_Written task:_
Copy out every line of the data exactly.

_Data section:_
◆ ◆ ◆
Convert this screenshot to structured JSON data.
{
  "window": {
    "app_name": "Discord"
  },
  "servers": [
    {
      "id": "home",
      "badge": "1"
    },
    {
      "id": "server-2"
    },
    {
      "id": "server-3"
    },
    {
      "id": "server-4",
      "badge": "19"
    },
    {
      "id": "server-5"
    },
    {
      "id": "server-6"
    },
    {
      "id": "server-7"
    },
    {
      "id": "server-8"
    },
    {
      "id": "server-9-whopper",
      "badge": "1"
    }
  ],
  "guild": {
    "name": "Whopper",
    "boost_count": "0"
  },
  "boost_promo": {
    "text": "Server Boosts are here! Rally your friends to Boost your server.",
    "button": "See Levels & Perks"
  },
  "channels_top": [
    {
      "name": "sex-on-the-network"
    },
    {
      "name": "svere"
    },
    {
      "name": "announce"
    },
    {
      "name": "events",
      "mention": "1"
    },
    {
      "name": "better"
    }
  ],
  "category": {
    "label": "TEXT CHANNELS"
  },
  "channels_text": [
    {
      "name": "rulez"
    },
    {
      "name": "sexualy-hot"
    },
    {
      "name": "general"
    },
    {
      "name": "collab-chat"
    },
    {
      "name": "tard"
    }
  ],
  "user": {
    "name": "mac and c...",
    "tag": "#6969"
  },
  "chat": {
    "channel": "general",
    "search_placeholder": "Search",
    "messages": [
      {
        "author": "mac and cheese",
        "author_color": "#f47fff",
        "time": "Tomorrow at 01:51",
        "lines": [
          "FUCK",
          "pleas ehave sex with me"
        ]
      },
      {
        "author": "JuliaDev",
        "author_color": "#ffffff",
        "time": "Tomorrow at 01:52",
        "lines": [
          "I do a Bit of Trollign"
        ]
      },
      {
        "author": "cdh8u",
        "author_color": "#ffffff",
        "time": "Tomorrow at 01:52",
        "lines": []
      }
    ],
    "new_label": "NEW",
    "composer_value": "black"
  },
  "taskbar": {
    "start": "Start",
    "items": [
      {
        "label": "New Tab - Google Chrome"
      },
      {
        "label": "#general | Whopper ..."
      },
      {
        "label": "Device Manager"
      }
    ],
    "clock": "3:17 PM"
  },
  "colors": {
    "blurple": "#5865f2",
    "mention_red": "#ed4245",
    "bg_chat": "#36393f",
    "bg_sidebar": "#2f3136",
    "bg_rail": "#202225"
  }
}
◆ ◆ ◆
_Solved problem:_
Convert this screenshot to structured JSON data.
{
  "window": {
    "app_name": "Discord"
  },
  "servers": [
    {
      "id": "home",
      "badge": "1"
    },
    {
      "id": "server-2"
    },
    {
      "id": "server-3"
    },
    {
      "id": "server-4",
      "badge": "19"
    },
    {
      "id": "server-5"
    },
    {
      "id": "server-6"
    },
    {
      "id": "server-7"
    },
    {
      "id": "server-8"
    },
    {
      "id": "server-9-whopper",
      "badge": "1"
    }
  ],
  "guild": {
    "name": "Whopper",
    "boost_count": "0"
  },
  "boost_promo": {
    "text": "Server Boosts are here! Rally your friends to Boost your server.",
    "button": "See Levels & Perks"
  },
  "channels_top": [
    {
      "name": "sex-on-the-network"
    },
    {
      "name": "svere"
    },
    {
      "name": "announce"
    },
    {
      "name": "events",
      "mention": "1"
    },
    {
      "name": "better"
    }
  ],
  "category": {
    "label": "TEXT CHANNELS"
  },
  "channels_text": [
    {
      "name": "rulez"
    },
    {
      "name": "sexualy-hot"
    },
    {
      "name": "general"
    },
    {
      "name": "collab-chat"
    },
    {
      "name": "tard"
    }
  ],
  "user": {
    "name": "mac and c...",
    "tag": "#6969"
  },
  "chat": {
    "channel": "general",
    "search_placeholder": "Search",
    "messages": [
      {
        "author": "mac and cheese",
        "author_color": "#f47fff",
        "time": "Tomorrow at 01:51",
        "lines": [
          "FUCK",
          "pleas ehave sex with me"
        ]
      },
      {
        "author": "JuliaDev",
        "author_color": "#ffffff",
        "time": "Tomorrow at 01:52",
        "lines": [
          "I do a Bit of Trollign"
        ]
      },
      {
        "author": "cdh8u",
        "author_color": "#ffffff",
        "time": "Tomorrow at 01:52",
        "lines": []
      }
    ],
    "new_label": "NEW",
    "composer_value": "black"
  },
  "taskbar": {
    "start": "Start",
    "items": [
      {
        "label": "New Tab - Google Chrome"
      },
      {
        "label": "#general | Whopper ..."
      },
      {
        "label": "Device Manager"
      }
    ],
    "clock": "3:17 PM"
  },
  "colors": {
    "blurple": "#5865f2",
    "mention_red": "#ed4245",
    "bg_chat": "#36393f",
    "bg_sidebar": "#2f3136",
    "bg_rail": "#202225"
  }
}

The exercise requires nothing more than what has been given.